* [Work to be completed]: Set down the material below in full, matching it exactly.
* START *
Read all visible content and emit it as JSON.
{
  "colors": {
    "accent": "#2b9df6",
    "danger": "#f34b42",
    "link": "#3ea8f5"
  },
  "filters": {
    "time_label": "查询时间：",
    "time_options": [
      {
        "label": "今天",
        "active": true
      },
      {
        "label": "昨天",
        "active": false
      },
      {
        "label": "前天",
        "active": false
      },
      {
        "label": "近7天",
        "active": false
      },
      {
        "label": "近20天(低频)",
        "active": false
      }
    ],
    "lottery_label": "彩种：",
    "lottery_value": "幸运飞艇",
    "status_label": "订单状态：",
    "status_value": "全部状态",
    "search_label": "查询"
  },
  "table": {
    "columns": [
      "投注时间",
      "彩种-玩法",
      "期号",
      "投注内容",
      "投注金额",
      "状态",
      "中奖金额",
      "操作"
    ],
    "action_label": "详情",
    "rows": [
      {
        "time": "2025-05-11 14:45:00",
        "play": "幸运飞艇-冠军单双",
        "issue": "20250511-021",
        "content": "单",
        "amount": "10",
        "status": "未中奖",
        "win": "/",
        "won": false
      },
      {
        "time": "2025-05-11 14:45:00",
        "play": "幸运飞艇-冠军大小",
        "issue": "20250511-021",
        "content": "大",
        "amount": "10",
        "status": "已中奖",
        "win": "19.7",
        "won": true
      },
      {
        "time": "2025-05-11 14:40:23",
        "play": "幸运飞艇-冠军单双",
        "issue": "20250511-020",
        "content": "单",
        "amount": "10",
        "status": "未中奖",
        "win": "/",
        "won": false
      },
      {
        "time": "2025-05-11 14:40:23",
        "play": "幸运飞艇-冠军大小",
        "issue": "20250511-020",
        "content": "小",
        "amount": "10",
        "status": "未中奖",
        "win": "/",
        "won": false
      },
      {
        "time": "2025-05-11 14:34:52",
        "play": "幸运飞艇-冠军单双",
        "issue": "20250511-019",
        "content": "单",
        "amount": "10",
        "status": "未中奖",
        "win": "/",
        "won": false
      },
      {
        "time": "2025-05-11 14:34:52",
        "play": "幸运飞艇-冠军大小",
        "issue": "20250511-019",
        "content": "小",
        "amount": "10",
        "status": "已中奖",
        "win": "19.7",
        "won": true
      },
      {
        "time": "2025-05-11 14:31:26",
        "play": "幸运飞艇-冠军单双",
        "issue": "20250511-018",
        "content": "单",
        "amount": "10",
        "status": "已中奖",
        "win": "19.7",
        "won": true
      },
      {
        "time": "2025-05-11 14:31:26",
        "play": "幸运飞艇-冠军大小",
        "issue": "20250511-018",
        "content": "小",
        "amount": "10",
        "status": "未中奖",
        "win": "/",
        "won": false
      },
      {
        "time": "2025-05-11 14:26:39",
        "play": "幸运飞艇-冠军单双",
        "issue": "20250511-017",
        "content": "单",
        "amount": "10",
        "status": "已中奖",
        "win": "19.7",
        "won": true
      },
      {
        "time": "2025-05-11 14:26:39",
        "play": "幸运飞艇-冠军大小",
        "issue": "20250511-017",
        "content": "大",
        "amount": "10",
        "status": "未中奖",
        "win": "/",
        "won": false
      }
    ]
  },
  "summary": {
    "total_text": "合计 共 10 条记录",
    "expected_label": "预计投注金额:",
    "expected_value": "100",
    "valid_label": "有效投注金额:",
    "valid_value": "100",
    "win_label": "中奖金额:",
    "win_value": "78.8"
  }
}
* END *
* [Answer to this task]:
Read all visible content and emit it as JSON.
{
  "colors": {
    "accent": "#2b9df6",
    "danger": "#f34b42",
    "link": "#3ea8f5"
  },
  "filters": {
    "time_label": "查询时间：",
    "time_options": [
      {
        "label": "今天",
        "active": true
      },
      {
        "label": "昨天",
        "active": false
      },
      {
        "label": "前天",
        "active": false
      },
      {
        "label": "近7天",
        "active": false
      },
      {
        "label": "近20天(低频)",
        "active": false
      }
    ],
    "lottery_label": "彩种：",
    "lottery_value": "幸运飞艇",
    "status_label": "订单状态：",
    "status_value": "全部状态",
    "search_label": "查询"
  },
  "table": {
    "columns": [
      "投注时间",
      "彩种-玩法",
      "期号",
      "投注内容",
      "投注金额",
      "状态",
      "中奖金额",
      "操作"
    ],
    "action_label": "详情",
    "rows": [
      {
        "time": "2025-05-11 14:45:00",
        "play": "幸运飞艇-冠军单双",
        "issue": "20250511-021",
        "content": "单",
        "amount": "10",
        "status": "未中奖",
        "win": "/",
        "won": false
      },
      {
        "time": "2025-05-11 14:45:00",
        "play": "幸运飞艇-冠军大小",
        "issue": "20250511-021",
        "content": "大",
        "amount": "10",
        "status": "已中奖",
        "win": "19.7",
        "won": true
      },
      {
        "time": "2025-05-11 14:40:23",
        "play": "幸运飞艇-冠军单双",
        "issue": "20250511-020",
        "content": "单",
        "amount": "10",
        "status": "未中奖",
        "win": "/",
        "won": false
      },
      {
        "time": "2025-05-11 14:40:23",
        "play": "幸运飞艇-冠军大小",
        "issue": "20250511-020",
        "content": "小",
        "amount": "10",
        "status": "未中奖",
        "win": "/",
        "won": false
      },
      {
        "time": "2025-05-11 14:34:52",
        "play": "幸运飞艇-冠军单双",
        "issue": "20250511-019",
        "content": "单",
        "amount": "10",
        "status": "未中奖",
        "win": "/",
        "won": false
      },
      {
        "time": "2025-05-11 14:34:52",
        "play": "幸运飞艇-冠军大小",
        "issue": "20250511-019",
        "content": "小",
        "amount": "10",
        "status": "已中奖",
        "win": "19.7",
        "won": true
      },
      {
        "time": "2025-05-11 14:31:26",
        "play": "幸运飞艇-冠军单双",
        "issue": "20250511-018",
        "content": "单",
        "amount": "10",
        "status": "已中奖",
        "win": "19.7",
        "won": true
      },
      {
        "time": "2025-05-11 14:31:26",
        "play": "幸运飞艇-冠军大小",
        "issue": "20250511-018",
        "content": "小",
        "amount": "10",
        "status": "未中奖",
        "win": "/",
        "won": false
      },
      {
        "time": "2025-05-11 14:26:39",
        "play": "幸运飞艇-冠军单双",
        "issue": "20250511-017",
        "content": "单",
        "amount": "10",
        "status": "已中奖",
        "win": "19.7",
        "won": true
      },
      {
        "time": "2025-05-11 14:26:39",
        "play": "幸运飞艇-冠军大小",
        "issue": "20250511-017",
        "content": "大",
        "amount": "10",
        "status": "未中奖",
        "win": "/",
        "won": false
      }
    ]
  },
  "summary": {
    "total_text": "合计 共 10 条记录",
    "expected_label": "预计投注金额:",
    "expected_value": "100",
    "valid_label": "有效投注金额:",
    "valid_value": "100",
    "win_label": "中奖金额:",
    "win_value": "78.8"
  }
}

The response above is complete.